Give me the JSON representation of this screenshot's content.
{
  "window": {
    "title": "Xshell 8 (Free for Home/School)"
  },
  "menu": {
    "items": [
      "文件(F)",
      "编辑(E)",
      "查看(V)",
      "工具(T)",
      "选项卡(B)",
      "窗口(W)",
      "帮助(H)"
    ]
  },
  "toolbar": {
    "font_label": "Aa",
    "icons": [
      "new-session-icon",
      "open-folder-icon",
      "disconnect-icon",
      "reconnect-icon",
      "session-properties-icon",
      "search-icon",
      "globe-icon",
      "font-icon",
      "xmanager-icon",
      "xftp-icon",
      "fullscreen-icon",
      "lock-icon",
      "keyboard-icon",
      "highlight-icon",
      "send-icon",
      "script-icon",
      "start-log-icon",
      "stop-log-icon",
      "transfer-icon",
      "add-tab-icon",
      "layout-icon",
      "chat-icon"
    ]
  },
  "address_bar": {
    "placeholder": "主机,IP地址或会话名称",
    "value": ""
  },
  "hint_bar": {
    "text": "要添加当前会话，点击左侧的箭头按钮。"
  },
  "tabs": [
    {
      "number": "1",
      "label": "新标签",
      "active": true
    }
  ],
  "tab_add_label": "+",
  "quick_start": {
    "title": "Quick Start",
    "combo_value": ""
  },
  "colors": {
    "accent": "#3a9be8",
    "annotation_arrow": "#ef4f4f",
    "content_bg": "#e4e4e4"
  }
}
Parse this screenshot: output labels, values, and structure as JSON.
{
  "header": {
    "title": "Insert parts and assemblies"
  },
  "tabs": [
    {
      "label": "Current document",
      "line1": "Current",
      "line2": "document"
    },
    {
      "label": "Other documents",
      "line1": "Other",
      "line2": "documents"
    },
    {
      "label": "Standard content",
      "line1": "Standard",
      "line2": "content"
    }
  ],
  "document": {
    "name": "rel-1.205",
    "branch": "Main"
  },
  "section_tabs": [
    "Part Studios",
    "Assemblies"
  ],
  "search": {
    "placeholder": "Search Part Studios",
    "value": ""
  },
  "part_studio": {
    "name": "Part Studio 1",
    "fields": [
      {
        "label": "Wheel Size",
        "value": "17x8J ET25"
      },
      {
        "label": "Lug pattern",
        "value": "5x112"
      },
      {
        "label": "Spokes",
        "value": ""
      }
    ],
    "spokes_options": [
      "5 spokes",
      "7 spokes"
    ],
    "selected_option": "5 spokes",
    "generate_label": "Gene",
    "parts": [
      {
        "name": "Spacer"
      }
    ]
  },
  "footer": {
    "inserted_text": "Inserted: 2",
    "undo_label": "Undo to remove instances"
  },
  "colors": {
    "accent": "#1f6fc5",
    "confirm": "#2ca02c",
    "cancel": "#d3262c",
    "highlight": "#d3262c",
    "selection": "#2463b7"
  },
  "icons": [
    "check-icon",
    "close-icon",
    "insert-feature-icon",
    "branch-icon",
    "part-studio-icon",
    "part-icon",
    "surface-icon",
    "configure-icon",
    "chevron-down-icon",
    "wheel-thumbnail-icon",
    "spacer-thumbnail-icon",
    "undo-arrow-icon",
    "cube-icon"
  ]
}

EXERCISE REQUIREMENTS
Pull every line containing the word "this" out of the material.

RESULT BELOW
Give me the JSON representation of this screenshot's content.
Parse this screenshot: output labels, values, and structure as JSON.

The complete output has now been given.